#### STATED GOAL
Below are records. Copy every line with "screenshot" in it.

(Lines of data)
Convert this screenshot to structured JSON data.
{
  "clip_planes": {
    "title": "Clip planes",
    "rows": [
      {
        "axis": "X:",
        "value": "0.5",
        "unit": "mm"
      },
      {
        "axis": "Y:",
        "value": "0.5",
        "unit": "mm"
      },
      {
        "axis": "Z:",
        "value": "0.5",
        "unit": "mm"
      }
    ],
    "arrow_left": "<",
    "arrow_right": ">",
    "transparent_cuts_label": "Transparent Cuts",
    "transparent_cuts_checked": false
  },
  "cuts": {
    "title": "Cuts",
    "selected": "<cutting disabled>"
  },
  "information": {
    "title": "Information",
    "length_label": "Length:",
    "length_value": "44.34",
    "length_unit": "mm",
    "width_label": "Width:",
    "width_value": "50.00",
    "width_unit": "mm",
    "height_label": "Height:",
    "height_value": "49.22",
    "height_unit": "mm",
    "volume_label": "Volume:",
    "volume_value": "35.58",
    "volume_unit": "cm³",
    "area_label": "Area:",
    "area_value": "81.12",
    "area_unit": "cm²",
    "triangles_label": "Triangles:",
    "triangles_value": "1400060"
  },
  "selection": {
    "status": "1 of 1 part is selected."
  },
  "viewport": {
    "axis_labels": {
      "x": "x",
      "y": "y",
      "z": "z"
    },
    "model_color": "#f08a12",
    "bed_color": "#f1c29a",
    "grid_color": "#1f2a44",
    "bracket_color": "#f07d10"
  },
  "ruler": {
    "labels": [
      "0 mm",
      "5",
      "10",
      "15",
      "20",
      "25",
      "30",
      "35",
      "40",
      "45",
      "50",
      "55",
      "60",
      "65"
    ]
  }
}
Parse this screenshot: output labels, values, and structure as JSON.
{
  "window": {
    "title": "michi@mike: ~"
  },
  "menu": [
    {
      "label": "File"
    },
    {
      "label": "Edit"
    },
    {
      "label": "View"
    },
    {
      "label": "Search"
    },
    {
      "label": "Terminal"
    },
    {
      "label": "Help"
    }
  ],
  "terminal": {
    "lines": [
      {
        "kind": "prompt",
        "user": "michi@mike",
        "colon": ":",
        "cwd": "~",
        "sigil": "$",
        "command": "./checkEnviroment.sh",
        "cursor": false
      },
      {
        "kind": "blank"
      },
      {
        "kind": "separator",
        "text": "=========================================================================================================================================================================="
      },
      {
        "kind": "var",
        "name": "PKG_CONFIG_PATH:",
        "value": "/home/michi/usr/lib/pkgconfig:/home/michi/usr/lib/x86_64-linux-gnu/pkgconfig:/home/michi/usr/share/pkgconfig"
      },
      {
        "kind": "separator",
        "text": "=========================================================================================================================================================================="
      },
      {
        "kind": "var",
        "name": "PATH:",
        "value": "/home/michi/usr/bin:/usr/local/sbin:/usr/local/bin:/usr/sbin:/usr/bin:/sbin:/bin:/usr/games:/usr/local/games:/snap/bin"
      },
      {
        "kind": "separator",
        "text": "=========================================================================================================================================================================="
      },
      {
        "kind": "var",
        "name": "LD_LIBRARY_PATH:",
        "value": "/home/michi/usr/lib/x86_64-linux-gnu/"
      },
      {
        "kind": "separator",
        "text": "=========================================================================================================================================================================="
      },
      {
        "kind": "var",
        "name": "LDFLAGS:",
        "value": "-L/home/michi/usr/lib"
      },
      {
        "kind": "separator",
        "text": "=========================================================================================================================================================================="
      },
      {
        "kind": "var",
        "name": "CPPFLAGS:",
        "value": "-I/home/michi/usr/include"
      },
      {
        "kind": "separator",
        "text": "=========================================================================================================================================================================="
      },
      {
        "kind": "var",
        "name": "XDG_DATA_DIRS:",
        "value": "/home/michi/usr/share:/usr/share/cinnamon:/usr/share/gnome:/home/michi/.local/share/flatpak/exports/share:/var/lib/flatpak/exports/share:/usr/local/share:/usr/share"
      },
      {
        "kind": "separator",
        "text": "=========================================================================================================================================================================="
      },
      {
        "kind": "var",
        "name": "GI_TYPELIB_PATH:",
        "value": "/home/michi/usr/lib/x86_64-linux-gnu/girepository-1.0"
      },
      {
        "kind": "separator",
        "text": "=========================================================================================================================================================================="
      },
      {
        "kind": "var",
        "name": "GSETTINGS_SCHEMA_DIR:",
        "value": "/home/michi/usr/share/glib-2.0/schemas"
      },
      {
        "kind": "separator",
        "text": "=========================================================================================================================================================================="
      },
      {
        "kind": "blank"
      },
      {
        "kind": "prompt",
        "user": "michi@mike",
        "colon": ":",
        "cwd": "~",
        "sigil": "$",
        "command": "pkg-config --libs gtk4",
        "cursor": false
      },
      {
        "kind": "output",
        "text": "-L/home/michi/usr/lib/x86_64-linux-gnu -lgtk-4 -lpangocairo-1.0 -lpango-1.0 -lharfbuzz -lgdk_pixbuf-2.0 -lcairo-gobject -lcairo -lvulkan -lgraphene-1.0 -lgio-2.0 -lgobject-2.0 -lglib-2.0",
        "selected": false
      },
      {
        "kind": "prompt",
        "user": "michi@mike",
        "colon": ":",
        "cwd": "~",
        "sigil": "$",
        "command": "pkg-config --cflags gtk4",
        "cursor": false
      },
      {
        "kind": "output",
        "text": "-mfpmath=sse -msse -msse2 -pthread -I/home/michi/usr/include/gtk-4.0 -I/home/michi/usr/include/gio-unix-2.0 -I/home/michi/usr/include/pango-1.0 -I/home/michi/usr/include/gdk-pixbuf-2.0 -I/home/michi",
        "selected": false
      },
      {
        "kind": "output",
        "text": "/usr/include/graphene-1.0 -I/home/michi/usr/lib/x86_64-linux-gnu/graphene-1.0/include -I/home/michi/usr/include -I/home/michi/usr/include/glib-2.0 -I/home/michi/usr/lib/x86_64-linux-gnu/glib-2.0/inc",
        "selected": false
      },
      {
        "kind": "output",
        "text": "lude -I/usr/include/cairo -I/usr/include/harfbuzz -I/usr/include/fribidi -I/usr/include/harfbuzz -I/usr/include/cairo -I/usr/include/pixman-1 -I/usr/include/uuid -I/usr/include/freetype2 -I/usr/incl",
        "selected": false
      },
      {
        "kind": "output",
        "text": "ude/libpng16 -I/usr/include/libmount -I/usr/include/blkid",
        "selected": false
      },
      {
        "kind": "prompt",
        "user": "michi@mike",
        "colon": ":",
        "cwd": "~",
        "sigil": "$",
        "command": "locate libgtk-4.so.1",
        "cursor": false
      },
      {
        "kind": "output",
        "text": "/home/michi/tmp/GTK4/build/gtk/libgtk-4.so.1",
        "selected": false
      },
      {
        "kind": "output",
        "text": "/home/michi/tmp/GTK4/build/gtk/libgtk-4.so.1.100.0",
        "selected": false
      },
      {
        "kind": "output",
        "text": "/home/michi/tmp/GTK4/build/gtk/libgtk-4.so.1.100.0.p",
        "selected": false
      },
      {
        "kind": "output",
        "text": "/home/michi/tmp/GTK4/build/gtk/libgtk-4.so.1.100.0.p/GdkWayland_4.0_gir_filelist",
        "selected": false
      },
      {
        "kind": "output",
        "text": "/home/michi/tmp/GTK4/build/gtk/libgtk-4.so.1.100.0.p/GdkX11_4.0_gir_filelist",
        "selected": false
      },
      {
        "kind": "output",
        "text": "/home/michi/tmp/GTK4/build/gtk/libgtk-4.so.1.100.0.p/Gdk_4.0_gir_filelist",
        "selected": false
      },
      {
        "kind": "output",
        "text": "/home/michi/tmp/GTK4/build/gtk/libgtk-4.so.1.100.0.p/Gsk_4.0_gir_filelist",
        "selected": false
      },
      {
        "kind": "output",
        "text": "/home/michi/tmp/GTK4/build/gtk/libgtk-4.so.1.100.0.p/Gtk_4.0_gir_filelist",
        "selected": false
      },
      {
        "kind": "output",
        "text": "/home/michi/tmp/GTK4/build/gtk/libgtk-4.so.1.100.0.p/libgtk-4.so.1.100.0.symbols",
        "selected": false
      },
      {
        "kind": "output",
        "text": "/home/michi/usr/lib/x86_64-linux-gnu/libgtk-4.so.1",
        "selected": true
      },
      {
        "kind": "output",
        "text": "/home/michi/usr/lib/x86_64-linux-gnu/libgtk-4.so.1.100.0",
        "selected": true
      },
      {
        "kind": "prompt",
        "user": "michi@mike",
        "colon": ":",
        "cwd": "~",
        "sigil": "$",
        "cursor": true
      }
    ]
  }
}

#### IN RESPONSE
Convert this screenshot to structured JSON data.
Parse this screenshot: output labels, values, and structure as JSON.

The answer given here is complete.